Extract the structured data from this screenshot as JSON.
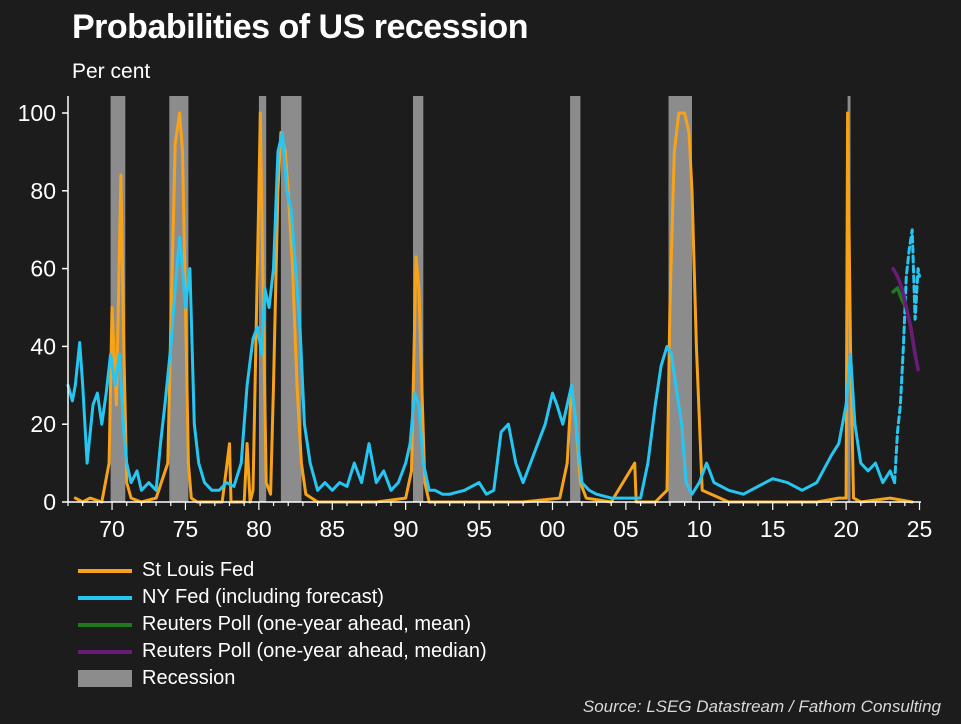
{
  "title": "Probabilities of US recession",
  "subtitle": "Per cent",
  "source": "Source: LSEG Datastream / Fathom Consulting",
  "colors": {
    "background": "#1c1c1c",
    "stlouis": "#f7a21b",
    "nyfed": "#26c6f2",
    "reuters_mean": "#1f7a1f",
    "reuters_median": "#6b1a7a",
    "recession": "#8c8c8c",
    "axis": "#ffffff"
  },
  "legend": [
    {
      "label": "St Louis Fed",
      "key": "stlouis",
      "kind": "line"
    },
    {
      "label": "NY Fed (including forecast)",
      "key": "nyfed",
      "kind": "line"
    },
    {
      "label": "Reuters Poll (one-year ahead, mean)",
      "key": "reuters_mean",
      "kind": "line"
    },
    {
      "label": "Reuters Poll (one-year ahead, median)",
      "key": "reuters_median",
      "kind": "line"
    },
    {
      "label": "Recession",
      "key": "recession",
      "kind": "box"
    }
  ],
  "chart_data": {
    "type": "line",
    "title": "Probabilities of US recession",
    "ylabel": "Per cent",
    "xlabel": "",
    "xlim": [
      1967.0,
      2025.1
    ],
    "ylim": [
      0,
      100
    ],
    "x_ticks": [
      1970,
      1975,
      1980,
      1985,
      1990,
      1995,
      2000,
      2005,
      2010,
      2015,
      2020,
      2025
    ],
    "x_tick_labels": [
      "70",
      "75",
      "80",
      "85",
      "90",
      "95",
      "00",
      "05",
      "10",
      "15",
      "20",
      "25"
    ],
    "y_ticks": [
      0,
      20,
      40,
      60,
      80,
      100
    ],
    "y_tick_labels": [
      "0",
      "20",
      "40",
      "60",
      "80",
      "100"
    ],
    "grid": false,
    "legend_position": "bottom-left",
    "recessions": [
      [
        1969.9,
        1970.9
      ],
      [
        1973.9,
        1975.2
      ],
      [
        1980.0,
        1980.5
      ],
      [
        1981.5,
        1982.9
      ],
      [
        1990.5,
        1991.2
      ],
      [
        2001.2,
        2001.9
      ],
      [
        2007.9,
        2009.5
      ],
      [
        2020.1,
        2020.3
      ]
    ],
    "series": [
      {
        "name": "St Louis Fed",
        "key": "stlouis",
        "style": "solid",
        "x": [
          1967.5,
          1968.0,
          1968.5,
          1969.3,
          1969.8,
          1970.0,
          1970.3,
          1970.6,
          1970.8,
          1971.0,
          1971.3,
          1972.0,
          1973.0,
          1973.8,
          1974.0,
          1974.3,
          1974.6,
          1974.8,
          1975.0,
          1975.2,
          1975.4,
          1975.8,
          1976.5,
          1977.5,
          1978.0,
          1978.1,
          1978.3,
          1979.0,
          1979.2,
          1979.4,
          1979.6,
          1980.0,
          1980.1,
          1980.3,
          1980.5,
          1980.8,
          1981.0,
          1981.3,
          1981.5,
          1981.8,
          1982.0,
          1982.3,
          1982.6,
          1982.9,
          1983.2,
          1984.0,
          1986.0,
          1988.0,
          1990.0,
          1990.4,
          1990.7,
          1990.9,
          1991.1,
          1991.3,
          1991.6,
          1992.5,
          1995.0,
          1998.0,
          2000.5,
          2001.0,
          2001.3,
          2001.6,
          2001.9,
          2002.3,
          2004.0,
          2005.6,
          2005.7,
          2005.9,
          2007.0,
          2007.8,
          2008.0,
          2008.3,
          2008.6,
          2009.0,
          2009.3,
          2009.5,
          2009.8,
          2010.2,
          2012.0,
          2015.0,
          2018.0,
          2019.5,
          2020.0,
          2020.1,
          2020.3,
          2020.5,
          2021.0,
          2023.0,
          2024.5
        ],
        "y": [
          1,
          0,
          1,
          0,
          10,
          50,
          25,
          84,
          40,
          5,
          1,
          0,
          1,
          10,
          45,
          92,
          100,
          90,
          50,
          10,
          1,
          0,
          0,
          0,
          15,
          0,
          0,
          0,
          15,
          0,
          3,
          80,
          100,
          50,
          5,
          2,
          30,
          80,
          95,
          90,
          80,
          60,
          30,
          10,
          2,
          0,
          0,
          0,
          1,
          8,
          63,
          55,
          30,
          5,
          0,
          0,
          0,
          0,
          1,
          10,
          30,
          20,
          5,
          1,
          0,
          10,
          0,
          0,
          0,
          3,
          50,
          90,
          100,
          100,
          95,
          80,
          40,
          3,
          0,
          0,
          0,
          1,
          1,
          100,
          40,
          1,
          0,
          1,
          0
        ]
      },
      {
        "name": "NY Fed (including forecast)",
        "key": "nyfed",
        "style": "solid",
        "x": [
          1967.0,
          1967.3,
          1967.5,
          1967.8,
          1968.0,
          1968.3,
          1968.7,
          1969.0,
          1969.3,
          1969.6,
          1969.9,
          1970.2,
          1970.5,
          1970.8,
          1971.0,
          1971.3,
          1971.7,
          1972.0,
          1972.5,
          1973.0,
          1973.3,
          1973.6,
          1974.0,
          1974.3,
          1974.6,
          1974.8,
          1975.0,
          1975.3,
          1975.6,
          1975.9,
          1976.3,
          1976.8,
          1977.3,
          1977.8,
          1978.3,
          1978.8,
          1979.2,
          1979.6,
          1979.9,
          1980.2,
          1980.4,
          1980.7,
          1981.0,
          1981.3,
          1981.6,
          1981.9,
          1982.2,
          1982.5,
          1982.8,
          1983.1,
          1983.5,
          1984.0,
          1984.5,
          1985.0,
          1985.5,
          1986.0,
          1986.5,
          1987.0,
          1987.5,
          1988.0,
          1988.5,
          1989.0,
          1989.5,
          1990.0,
          1990.3,
          1990.6,
          1990.9,
          1991.2,
          1991.6,
          1992.0,
          1992.5,
          1993.0,
          1994.0,
          1995.0,
          1995.5,
          1996.0,
          1996.5,
          1997.0,
          1997.5,
          1998.0,
          1998.5,
          1999.0,
          1999.5,
          2000.0,
          2000.3,
          2000.7,
          2001.0,
          2001.3,
          2001.6,
          2002.0,
          2002.5,
          2003.0,
          2004.0,
          2005.0,
          2006.0,
          2006.5,
          2007.0,
          2007.4,
          2007.8,
          2008.1,
          2008.4,
          2008.8,
          2009.1,
          2009.5,
          2010.0,
          2010.5,
          2011.0,
          2012.0,
          2013.0,
          2014.0,
          2015.0,
          2016.0,
          2017.0,
          2018.0,
          2019.0,
          2019.5,
          2020.0,
          2020.3,
          2020.6,
          2021.0,
          2021.5,
          2022.0,
          2022.5,
          2023.0,
          2023.3
        ],
        "y": [
          30,
          26,
          30,
          41,
          30,
          10,
          25,
          28,
          20,
          28,
          38,
          30,
          38,
          18,
          10,
          5,
          8,
          3,
          5,
          3,
          15,
          25,
          40,
          55,
          68,
          60,
          50,
          60,
          20,
          10,
          5,
          3,
          3,
          5,
          4,
          10,
          30,
          42,
          45,
          38,
          55,
          50,
          60,
          90,
          95,
          80,
          75,
          60,
          45,
          20,
          10,
          3,
          5,
          3,
          5,
          4,
          10,
          5,
          15,
          5,
          8,
          3,
          5,
          10,
          15,
          28,
          25,
          10,
          3,
          3,
          2,
          2,
          3,
          5,
          2,
          3,
          18,
          20,
          10,
          5,
          10,
          15,
          20,
          28,
          25,
          20,
          25,
          30,
          20,
          5,
          3,
          2,
          1,
          1,
          1,
          10,
          25,
          35,
          40,
          38,
          30,
          20,
          5,
          2,
          5,
          10,
          5,
          3,
          2,
          4,
          6,
          5,
          3,
          5,
          12,
          15,
          25,
          38,
          20,
          10,
          8,
          10,
          5,
          8,
          5
        ]
      },
      {
        "name": "NY Fed (including forecast)",
        "key": "nyfed",
        "style": "dashed",
        "x": [
          2023.3,
          2023.5,
          2023.7,
          2023.9,
          2024.1,
          2024.3,
          2024.5,
          2024.7,
          2024.9,
          2025.0
        ],
        "y": [
          5,
          18,
          25,
          40,
          58,
          65,
          70,
          47,
          60,
          58
        ]
      },
      {
        "name": "Reuters Poll (one-year ahead, mean)",
        "key": "reuters_mean",
        "style": "solid",
        "x": [
          2023.2,
          2023.5,
          2023.8,
          2024.1,
          2024.4,
          2024.7
        ],
        "y": [
          54,
          55,
          52,
          50,
          45,
          38
        ]
      },
      {
        "name": "Reuters Poll (one-year ahead, median)",
        "key": "reuters_median",
        "style": "solid",
        "x": [
          2023.2,
          2023.5,
          2023.8,
          2024.1,
          2024.4,
          2024.7,
          2024.9
        ],
        "y": [
          60,
          58,
          55,
          50,
          45,
          38,
          34
        ]
      }
    ]
  }
}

● Aim: From the data above, work out how many lines hold "Poll". Answer with the number alone.

● Exercise answer: 4